_Task instructions_
Search the data for the word "warping" and copy every line that contains it.

_Data for the task_
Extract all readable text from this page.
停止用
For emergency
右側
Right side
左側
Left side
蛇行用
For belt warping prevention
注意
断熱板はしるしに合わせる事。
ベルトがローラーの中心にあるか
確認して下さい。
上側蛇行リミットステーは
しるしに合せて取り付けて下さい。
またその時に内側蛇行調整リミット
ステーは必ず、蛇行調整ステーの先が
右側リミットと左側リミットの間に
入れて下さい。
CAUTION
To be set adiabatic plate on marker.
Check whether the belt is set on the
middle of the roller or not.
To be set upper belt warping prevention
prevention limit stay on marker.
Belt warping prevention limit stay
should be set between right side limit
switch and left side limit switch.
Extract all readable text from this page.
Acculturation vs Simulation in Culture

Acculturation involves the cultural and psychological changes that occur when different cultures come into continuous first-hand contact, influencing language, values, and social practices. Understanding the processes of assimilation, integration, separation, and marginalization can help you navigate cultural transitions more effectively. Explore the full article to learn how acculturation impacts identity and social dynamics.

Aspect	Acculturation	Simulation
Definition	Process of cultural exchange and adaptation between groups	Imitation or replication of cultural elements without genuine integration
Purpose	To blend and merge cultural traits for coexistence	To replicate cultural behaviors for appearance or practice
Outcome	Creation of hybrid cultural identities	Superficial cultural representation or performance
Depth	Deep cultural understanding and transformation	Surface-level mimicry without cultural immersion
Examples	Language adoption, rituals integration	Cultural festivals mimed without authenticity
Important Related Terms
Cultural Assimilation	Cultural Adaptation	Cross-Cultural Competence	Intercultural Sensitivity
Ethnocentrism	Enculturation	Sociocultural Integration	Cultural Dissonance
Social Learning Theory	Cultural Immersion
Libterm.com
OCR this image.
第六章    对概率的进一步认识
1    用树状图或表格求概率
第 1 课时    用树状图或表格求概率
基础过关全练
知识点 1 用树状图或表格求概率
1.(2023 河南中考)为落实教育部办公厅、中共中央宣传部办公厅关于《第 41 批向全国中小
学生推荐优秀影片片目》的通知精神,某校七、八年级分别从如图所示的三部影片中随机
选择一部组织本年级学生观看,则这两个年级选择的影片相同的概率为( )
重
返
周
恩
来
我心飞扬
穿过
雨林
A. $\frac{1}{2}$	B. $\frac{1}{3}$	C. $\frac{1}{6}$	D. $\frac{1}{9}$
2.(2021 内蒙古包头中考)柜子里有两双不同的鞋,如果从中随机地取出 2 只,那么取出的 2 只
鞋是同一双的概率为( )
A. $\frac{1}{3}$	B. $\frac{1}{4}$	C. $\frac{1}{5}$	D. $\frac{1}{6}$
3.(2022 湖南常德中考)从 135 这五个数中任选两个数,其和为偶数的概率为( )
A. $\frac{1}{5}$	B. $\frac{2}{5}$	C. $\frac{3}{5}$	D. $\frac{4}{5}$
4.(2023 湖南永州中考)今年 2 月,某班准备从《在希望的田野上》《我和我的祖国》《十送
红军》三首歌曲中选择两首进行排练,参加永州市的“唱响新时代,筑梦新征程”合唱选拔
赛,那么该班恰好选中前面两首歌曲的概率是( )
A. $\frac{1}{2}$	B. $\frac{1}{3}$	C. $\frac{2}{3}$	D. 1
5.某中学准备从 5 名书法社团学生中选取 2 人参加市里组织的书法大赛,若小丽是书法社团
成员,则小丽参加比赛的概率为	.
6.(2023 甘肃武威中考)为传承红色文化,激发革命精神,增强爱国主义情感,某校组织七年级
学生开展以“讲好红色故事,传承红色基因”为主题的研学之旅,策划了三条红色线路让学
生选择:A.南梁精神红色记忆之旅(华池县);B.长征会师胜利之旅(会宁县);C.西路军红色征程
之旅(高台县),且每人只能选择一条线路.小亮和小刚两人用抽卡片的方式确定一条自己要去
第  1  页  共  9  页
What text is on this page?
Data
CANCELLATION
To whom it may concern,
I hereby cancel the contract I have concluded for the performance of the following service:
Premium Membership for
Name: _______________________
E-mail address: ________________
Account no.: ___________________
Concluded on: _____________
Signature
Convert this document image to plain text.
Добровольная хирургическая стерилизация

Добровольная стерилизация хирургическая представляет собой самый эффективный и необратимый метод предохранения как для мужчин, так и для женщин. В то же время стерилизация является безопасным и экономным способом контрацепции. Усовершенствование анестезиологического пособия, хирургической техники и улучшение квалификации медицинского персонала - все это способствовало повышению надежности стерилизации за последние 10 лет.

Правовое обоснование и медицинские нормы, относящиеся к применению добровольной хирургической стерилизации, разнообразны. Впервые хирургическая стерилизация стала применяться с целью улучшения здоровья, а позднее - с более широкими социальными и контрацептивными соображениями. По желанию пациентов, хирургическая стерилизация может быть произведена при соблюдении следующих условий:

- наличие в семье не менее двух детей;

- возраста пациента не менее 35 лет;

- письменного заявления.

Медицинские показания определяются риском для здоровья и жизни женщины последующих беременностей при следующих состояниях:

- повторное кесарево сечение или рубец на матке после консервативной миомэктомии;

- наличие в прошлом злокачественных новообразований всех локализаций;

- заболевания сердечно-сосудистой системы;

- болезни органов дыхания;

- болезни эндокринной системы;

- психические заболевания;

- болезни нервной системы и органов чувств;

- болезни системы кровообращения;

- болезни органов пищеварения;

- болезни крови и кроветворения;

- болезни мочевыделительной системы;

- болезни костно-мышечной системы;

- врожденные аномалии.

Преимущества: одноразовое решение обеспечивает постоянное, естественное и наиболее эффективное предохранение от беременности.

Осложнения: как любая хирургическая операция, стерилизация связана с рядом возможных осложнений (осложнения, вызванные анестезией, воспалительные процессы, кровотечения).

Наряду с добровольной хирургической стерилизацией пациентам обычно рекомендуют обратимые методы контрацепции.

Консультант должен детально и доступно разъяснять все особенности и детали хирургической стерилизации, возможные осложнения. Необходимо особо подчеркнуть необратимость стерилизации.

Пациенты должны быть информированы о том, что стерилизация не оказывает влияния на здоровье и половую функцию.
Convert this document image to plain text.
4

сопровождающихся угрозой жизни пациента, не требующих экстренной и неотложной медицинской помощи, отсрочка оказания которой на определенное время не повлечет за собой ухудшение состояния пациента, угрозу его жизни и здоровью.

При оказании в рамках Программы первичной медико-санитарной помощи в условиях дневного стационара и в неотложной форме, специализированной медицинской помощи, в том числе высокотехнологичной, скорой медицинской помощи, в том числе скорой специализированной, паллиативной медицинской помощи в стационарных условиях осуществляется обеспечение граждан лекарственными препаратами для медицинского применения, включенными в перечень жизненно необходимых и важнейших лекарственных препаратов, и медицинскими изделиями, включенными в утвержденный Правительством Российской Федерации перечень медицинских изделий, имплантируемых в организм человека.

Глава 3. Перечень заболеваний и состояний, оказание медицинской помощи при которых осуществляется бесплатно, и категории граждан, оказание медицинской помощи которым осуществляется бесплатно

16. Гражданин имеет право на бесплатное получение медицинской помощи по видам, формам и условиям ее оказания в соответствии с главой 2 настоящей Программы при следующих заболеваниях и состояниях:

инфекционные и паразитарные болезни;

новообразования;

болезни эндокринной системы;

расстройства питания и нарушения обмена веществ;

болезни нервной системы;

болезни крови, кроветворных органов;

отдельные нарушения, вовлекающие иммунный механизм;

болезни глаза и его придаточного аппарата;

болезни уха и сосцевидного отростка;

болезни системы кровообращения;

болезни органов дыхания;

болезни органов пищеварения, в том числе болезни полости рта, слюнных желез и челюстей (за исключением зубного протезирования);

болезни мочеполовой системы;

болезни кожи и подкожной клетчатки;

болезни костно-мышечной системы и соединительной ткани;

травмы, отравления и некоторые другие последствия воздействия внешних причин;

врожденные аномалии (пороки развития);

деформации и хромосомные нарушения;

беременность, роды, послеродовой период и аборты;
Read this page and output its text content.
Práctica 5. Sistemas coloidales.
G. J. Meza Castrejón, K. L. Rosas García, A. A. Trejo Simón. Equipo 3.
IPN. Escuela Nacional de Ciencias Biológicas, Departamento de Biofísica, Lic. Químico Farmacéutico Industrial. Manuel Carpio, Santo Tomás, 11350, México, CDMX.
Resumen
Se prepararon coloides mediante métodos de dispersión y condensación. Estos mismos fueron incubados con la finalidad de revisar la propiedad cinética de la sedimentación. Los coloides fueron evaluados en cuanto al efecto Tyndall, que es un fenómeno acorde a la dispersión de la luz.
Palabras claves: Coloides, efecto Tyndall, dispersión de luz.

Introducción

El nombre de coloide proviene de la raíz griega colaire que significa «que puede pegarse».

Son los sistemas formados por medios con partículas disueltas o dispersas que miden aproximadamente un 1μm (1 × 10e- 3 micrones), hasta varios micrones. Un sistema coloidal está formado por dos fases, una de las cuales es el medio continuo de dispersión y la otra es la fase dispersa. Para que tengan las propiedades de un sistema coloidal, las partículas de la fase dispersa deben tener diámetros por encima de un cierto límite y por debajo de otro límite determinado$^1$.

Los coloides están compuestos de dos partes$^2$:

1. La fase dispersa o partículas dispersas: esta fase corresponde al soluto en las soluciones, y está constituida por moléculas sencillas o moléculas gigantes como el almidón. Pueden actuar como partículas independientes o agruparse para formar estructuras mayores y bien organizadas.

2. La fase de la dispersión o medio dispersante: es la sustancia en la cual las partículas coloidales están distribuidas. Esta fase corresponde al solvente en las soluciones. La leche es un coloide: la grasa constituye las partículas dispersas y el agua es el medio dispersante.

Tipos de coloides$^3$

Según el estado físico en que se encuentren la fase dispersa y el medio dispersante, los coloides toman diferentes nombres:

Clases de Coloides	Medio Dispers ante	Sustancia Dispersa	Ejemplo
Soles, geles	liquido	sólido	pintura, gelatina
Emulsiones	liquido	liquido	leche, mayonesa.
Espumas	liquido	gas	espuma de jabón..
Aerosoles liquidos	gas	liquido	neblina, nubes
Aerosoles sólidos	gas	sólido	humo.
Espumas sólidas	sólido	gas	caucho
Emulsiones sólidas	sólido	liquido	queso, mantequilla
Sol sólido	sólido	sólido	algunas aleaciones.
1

_Answer for this exercise_
For belt warping prevention
To be set upper belt warping prevention
Belt warping prevention limit stay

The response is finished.